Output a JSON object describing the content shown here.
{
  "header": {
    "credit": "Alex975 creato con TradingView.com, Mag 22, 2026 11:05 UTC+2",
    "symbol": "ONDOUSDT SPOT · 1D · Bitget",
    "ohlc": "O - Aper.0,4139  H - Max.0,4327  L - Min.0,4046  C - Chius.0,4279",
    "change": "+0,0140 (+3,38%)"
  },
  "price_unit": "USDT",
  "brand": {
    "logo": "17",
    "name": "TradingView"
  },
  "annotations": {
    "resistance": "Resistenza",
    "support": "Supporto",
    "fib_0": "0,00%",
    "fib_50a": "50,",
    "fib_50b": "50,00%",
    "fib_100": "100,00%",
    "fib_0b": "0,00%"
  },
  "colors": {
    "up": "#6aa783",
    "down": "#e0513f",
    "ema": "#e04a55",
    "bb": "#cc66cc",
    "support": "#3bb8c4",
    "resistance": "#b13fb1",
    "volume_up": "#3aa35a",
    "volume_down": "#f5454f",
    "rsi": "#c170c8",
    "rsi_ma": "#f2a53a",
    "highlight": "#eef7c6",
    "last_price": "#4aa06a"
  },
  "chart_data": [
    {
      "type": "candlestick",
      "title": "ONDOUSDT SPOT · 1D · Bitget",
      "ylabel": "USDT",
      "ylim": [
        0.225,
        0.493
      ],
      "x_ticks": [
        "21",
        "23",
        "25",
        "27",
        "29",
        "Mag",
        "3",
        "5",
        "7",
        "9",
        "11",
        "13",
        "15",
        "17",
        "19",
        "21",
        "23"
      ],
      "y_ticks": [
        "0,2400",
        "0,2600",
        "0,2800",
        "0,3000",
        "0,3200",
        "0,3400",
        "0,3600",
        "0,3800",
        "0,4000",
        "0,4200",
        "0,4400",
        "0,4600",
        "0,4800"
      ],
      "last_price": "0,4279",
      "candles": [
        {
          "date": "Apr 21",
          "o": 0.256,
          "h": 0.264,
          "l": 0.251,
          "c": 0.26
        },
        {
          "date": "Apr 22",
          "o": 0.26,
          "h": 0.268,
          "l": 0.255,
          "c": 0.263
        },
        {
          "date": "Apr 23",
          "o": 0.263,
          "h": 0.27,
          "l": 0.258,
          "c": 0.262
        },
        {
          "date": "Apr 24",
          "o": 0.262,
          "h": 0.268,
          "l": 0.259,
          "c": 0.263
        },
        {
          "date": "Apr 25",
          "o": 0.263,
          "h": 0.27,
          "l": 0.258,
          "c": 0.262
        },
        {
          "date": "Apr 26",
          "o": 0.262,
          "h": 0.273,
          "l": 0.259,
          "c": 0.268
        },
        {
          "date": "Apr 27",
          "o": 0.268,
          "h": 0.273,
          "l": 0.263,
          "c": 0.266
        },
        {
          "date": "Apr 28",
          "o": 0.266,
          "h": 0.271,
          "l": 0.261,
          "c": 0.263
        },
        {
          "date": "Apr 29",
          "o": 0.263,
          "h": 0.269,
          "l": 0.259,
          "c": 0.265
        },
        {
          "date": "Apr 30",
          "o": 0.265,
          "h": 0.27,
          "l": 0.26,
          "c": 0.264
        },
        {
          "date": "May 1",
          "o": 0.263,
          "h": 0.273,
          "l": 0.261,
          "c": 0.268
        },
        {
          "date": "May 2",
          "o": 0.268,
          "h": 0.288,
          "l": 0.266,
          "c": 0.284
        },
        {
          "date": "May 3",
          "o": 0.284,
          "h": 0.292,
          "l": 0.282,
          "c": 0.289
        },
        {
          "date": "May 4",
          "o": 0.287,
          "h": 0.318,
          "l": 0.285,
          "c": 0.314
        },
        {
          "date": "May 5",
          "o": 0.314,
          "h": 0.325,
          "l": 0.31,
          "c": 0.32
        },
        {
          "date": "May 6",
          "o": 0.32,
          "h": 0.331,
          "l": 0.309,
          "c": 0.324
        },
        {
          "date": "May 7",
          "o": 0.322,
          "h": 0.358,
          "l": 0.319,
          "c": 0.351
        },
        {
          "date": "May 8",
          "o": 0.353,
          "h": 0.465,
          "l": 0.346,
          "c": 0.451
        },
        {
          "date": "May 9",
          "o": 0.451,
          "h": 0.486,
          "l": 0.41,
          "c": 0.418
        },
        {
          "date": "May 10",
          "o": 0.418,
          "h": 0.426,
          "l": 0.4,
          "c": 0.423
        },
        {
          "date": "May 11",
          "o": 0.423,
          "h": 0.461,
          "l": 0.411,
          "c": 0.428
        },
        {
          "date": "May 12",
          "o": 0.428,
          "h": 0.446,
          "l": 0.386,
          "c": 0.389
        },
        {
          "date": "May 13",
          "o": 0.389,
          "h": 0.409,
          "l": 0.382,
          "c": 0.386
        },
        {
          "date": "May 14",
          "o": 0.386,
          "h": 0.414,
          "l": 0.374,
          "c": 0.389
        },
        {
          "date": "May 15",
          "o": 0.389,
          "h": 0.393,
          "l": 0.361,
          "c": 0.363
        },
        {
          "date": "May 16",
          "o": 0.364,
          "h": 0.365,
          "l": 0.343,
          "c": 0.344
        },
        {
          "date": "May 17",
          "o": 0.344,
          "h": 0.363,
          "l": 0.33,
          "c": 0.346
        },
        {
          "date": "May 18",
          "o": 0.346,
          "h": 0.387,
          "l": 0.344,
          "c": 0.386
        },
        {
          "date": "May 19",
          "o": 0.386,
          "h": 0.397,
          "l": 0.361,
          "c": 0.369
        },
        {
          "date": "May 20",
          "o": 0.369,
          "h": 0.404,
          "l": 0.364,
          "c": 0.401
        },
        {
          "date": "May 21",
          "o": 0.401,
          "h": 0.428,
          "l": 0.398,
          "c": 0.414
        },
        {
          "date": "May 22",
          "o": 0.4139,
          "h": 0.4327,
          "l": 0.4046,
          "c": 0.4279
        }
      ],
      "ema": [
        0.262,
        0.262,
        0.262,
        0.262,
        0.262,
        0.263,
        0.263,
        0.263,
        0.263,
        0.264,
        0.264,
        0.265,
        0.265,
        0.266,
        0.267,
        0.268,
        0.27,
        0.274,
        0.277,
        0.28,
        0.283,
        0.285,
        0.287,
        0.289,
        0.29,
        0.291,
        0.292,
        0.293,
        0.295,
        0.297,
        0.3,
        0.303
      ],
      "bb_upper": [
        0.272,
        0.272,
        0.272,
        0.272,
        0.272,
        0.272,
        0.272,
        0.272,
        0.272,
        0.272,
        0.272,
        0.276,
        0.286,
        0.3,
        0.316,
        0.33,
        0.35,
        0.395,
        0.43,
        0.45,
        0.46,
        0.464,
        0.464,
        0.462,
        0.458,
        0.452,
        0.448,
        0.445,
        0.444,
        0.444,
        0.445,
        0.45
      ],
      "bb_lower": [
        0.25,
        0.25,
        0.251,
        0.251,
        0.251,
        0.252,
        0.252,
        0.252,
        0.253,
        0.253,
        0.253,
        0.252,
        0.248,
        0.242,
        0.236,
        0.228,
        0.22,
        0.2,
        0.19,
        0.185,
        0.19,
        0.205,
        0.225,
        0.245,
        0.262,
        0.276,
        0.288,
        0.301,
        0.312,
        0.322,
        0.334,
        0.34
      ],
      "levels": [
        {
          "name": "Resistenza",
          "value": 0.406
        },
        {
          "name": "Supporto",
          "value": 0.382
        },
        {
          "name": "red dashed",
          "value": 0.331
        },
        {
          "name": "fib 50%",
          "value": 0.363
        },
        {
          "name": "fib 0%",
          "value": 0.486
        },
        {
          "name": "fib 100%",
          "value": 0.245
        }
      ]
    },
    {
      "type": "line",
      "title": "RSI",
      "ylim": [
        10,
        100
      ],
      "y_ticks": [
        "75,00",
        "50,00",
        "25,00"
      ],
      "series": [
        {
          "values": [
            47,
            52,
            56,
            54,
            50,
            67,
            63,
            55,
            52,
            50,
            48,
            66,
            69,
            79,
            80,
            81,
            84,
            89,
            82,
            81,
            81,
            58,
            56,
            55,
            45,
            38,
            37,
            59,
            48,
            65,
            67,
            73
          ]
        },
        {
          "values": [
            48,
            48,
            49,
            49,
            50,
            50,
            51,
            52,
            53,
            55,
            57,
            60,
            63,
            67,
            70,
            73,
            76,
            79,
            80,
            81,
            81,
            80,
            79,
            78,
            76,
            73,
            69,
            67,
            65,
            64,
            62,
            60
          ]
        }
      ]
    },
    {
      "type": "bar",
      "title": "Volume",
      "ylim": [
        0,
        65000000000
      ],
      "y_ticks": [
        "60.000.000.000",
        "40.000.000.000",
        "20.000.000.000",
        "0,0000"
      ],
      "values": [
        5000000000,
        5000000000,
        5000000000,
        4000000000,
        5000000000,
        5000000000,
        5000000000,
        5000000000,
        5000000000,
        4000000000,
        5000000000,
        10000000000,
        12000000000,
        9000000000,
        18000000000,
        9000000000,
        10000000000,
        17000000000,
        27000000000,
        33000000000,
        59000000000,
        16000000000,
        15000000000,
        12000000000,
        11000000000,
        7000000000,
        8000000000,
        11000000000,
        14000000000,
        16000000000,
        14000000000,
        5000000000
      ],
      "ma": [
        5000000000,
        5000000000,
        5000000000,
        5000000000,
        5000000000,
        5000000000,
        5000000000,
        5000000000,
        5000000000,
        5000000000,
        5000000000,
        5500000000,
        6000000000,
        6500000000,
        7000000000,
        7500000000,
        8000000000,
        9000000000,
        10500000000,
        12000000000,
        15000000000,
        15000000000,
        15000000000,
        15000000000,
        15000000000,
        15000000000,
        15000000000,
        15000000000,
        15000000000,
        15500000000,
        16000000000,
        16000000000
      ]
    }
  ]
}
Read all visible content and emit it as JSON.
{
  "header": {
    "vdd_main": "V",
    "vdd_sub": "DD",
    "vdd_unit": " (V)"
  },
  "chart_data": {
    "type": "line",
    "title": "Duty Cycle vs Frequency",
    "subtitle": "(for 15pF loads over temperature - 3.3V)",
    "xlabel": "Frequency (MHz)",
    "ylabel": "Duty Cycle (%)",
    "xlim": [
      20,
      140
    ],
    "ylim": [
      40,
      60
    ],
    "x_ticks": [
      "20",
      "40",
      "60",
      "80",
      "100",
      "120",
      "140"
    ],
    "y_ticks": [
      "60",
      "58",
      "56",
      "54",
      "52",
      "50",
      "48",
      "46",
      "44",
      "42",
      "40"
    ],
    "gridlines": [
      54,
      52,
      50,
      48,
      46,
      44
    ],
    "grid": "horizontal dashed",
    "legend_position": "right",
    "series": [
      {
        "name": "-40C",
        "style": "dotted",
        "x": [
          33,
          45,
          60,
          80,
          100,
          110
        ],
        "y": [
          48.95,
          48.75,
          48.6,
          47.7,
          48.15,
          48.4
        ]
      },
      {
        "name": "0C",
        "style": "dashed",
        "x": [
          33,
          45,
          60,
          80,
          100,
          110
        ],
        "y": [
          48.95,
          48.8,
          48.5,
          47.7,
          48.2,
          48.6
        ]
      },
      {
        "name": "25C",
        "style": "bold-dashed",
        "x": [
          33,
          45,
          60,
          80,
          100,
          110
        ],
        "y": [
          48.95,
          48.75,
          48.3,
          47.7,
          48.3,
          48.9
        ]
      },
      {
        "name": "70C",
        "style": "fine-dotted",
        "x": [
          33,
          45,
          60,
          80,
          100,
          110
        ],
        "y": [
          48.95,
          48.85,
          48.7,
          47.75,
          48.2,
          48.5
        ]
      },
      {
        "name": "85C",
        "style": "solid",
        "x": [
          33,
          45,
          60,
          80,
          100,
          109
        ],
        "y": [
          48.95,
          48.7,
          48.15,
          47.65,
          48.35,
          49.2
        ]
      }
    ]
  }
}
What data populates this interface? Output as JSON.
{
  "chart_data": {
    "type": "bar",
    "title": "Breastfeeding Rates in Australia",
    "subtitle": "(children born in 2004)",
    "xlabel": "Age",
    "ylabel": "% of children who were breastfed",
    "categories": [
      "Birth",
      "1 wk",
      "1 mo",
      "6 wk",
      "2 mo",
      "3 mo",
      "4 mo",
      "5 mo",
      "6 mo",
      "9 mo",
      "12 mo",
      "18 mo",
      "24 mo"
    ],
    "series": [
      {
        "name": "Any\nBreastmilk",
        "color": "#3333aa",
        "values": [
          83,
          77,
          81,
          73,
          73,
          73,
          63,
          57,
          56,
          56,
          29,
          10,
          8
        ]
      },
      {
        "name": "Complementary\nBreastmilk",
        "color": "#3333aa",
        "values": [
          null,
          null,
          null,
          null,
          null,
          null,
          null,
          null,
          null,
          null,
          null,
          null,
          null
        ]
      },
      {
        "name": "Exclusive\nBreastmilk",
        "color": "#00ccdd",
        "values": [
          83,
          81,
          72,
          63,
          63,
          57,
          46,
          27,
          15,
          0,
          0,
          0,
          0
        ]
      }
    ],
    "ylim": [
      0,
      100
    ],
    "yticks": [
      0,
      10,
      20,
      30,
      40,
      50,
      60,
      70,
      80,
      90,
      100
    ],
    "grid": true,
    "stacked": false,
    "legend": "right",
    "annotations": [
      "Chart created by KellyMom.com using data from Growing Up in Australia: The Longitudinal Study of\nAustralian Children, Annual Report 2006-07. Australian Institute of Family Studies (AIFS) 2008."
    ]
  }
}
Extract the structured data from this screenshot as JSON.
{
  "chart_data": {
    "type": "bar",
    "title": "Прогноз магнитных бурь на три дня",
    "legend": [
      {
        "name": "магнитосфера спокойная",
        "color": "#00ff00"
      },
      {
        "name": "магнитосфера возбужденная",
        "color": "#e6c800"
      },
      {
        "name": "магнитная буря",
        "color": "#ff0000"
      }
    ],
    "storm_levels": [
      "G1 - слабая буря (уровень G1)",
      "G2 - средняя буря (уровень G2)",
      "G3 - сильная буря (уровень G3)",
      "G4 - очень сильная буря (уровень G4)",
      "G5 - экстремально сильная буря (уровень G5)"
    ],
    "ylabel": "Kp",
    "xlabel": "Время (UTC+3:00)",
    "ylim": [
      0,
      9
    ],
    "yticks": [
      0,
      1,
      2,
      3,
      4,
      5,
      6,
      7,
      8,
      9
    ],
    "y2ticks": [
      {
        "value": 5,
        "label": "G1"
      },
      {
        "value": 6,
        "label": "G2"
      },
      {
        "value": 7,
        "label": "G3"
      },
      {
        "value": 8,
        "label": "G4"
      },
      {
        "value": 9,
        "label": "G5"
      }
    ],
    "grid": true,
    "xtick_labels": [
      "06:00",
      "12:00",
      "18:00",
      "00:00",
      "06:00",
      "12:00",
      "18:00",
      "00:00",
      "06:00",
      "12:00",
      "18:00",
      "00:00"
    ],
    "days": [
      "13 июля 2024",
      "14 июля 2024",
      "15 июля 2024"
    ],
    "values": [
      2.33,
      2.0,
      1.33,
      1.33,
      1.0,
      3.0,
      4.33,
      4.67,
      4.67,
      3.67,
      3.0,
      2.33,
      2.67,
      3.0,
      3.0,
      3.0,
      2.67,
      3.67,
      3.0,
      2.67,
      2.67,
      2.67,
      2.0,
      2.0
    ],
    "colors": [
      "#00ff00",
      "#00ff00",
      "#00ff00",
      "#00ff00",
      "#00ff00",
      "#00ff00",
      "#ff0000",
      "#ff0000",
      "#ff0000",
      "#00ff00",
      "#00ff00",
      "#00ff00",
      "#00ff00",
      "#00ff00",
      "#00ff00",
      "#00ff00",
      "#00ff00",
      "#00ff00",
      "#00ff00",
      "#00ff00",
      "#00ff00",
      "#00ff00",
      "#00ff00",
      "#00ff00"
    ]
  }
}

**Required task**
Lines that include the word "content" are to be extracted from the data above.

**Exercise answer**
Output a JSON object describing the content shown here.
Read all visible content and emit it as JSON.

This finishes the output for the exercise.